Your objective:
Below are some entries. Work out how many of their lines hold the word "love", and write that number alone.
--- Records for the exercise ---
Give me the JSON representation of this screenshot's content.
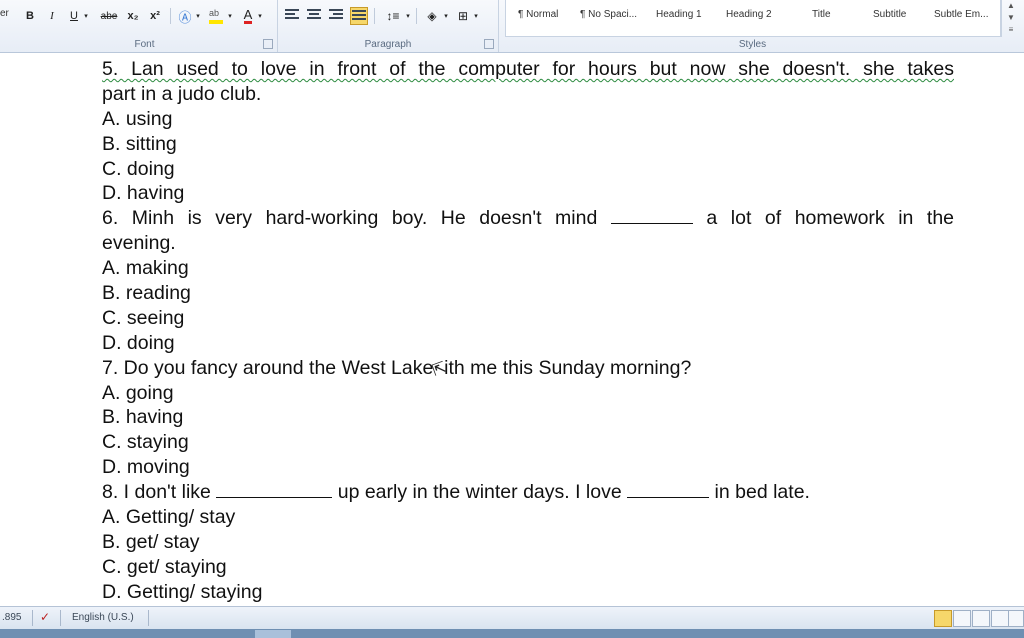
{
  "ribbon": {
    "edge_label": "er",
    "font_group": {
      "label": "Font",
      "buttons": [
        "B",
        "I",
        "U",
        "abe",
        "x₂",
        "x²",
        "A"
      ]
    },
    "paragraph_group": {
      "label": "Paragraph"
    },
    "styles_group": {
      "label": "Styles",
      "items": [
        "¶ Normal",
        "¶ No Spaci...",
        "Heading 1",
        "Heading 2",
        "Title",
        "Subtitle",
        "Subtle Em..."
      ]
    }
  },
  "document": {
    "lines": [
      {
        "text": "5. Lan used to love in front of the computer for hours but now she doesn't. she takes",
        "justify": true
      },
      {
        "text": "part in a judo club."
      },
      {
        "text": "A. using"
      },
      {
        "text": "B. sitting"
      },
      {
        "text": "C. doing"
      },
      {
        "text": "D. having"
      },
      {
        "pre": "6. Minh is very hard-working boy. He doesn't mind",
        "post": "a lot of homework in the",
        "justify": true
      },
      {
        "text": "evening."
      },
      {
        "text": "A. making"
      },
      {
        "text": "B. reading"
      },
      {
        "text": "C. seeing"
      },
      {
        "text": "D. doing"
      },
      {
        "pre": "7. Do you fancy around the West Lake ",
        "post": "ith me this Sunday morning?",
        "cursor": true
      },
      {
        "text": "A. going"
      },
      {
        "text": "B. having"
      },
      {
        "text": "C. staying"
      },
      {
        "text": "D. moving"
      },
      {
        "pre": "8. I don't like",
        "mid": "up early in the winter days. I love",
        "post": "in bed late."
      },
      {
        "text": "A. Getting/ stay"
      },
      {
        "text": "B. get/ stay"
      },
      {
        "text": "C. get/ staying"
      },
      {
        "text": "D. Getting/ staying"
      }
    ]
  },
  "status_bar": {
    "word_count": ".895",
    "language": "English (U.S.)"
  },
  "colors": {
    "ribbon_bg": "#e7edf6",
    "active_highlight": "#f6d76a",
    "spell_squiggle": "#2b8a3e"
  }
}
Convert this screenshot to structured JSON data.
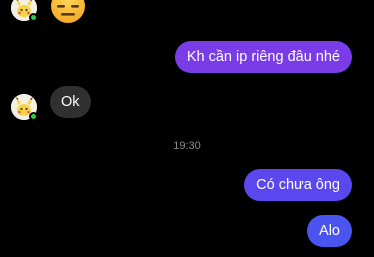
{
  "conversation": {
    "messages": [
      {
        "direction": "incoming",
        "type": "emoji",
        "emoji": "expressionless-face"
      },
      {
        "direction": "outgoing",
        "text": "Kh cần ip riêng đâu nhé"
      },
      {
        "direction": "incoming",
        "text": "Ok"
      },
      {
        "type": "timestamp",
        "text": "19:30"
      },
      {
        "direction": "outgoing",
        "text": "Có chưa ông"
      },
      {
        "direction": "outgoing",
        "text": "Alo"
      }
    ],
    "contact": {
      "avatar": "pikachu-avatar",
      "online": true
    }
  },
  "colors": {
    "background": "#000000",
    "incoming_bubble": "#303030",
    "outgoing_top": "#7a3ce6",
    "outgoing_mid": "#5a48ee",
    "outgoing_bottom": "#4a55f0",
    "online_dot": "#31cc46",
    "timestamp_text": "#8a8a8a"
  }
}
---
Result of the exercise:
2